Extracts from a graphics dataset

◆ ◆ ◆ ◆ ◆ ◆ ◆

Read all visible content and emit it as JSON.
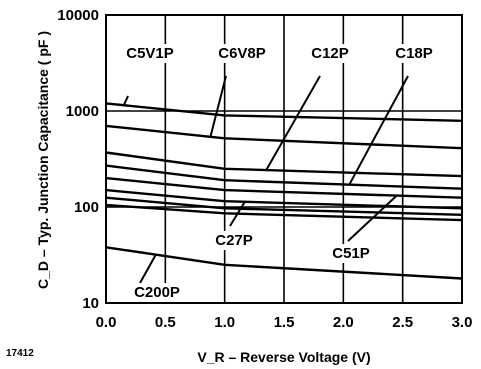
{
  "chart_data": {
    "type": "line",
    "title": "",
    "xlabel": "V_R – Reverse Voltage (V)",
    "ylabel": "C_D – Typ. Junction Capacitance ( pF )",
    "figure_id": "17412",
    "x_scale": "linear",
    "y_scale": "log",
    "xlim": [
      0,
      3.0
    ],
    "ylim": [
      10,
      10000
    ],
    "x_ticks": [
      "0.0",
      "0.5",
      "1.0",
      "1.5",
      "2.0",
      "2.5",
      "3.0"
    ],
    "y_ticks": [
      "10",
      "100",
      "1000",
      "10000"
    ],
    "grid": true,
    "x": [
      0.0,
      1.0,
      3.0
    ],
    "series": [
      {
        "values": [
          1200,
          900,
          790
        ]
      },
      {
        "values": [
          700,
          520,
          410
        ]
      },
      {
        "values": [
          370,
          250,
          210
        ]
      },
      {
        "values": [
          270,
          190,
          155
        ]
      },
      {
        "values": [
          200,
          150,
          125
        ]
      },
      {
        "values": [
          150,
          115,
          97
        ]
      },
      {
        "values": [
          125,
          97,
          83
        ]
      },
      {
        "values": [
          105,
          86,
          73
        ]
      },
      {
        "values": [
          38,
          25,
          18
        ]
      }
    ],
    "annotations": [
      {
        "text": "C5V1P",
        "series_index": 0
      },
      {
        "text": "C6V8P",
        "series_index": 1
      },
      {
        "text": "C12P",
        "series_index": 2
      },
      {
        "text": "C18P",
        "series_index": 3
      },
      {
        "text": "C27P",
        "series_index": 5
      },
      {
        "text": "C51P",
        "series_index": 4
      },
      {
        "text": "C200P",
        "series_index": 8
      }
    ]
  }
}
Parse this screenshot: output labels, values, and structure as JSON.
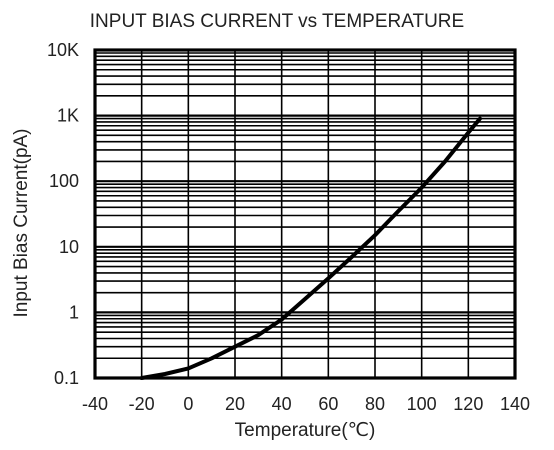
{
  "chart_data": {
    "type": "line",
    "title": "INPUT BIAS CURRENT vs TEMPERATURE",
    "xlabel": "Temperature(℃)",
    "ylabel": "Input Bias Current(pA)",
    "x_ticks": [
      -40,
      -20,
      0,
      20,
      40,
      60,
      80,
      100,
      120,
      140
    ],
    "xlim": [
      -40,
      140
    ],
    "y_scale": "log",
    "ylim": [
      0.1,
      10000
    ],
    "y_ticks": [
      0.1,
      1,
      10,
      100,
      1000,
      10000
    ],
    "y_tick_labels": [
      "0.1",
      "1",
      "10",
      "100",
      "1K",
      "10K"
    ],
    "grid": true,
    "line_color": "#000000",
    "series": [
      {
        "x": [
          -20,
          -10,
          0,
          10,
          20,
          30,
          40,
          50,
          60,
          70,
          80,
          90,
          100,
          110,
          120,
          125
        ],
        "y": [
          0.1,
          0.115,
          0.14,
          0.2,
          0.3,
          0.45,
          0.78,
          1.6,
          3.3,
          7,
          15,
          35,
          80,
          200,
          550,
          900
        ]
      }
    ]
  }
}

◆ ◆ ◆ ◆ ◆ ◆ ◆

- Description of the task -
Omit the pictures and please write out exactly the lines between the one containing "Parse this screenshot: output" and the last line of the entries, both included.

- The response -
Parse this screenshot: output labels, values, and structure as JSON.
{
  "chart_data": {
    "type": "line",
    "title": "INPUT BIAS CURRENT vs TEMPERATURE",
    "xlabel": "Temperature(℃)",
    "ylabel": "Input Bias Current(pA)",
    "x_ticks": [
      -40,
      -20,
      0,
      20,
      40,
      60,
      80,
      100,
      120,
      140
    ],
    "xlim": [
      -40,
      140
    ],
    "y_scale": "log",
    "ylim": [
      0.1,
      10000
    ],
    "y_ticks": [
      0.1,
      1,
      10,
      100,
      1000,
      10000
    ],
    "y_tick_labels": [
      "0.1",
      "1",
      "10",
      "100",
      "1K",
      "10K"
    ],
    "grid": true,
    "line_color": "#000000",
    "series": [
      {
        "x": [
          -20,
          -10,
          0,
          10,
          20,
          30,
          40,
          50,
          60,
          70,
          80,
          90,
          100,
          110,
          120,
          125
        ],
        "y": [
          0.1,
          0.115,
          0.14,
          0.2,
          0.3,
          0.45,
          0.78,
          1.6,
          3.3,
          7,
          15,
          35,
          80,
          200,
          550,
          900
        ]
      }
    ]
  }
}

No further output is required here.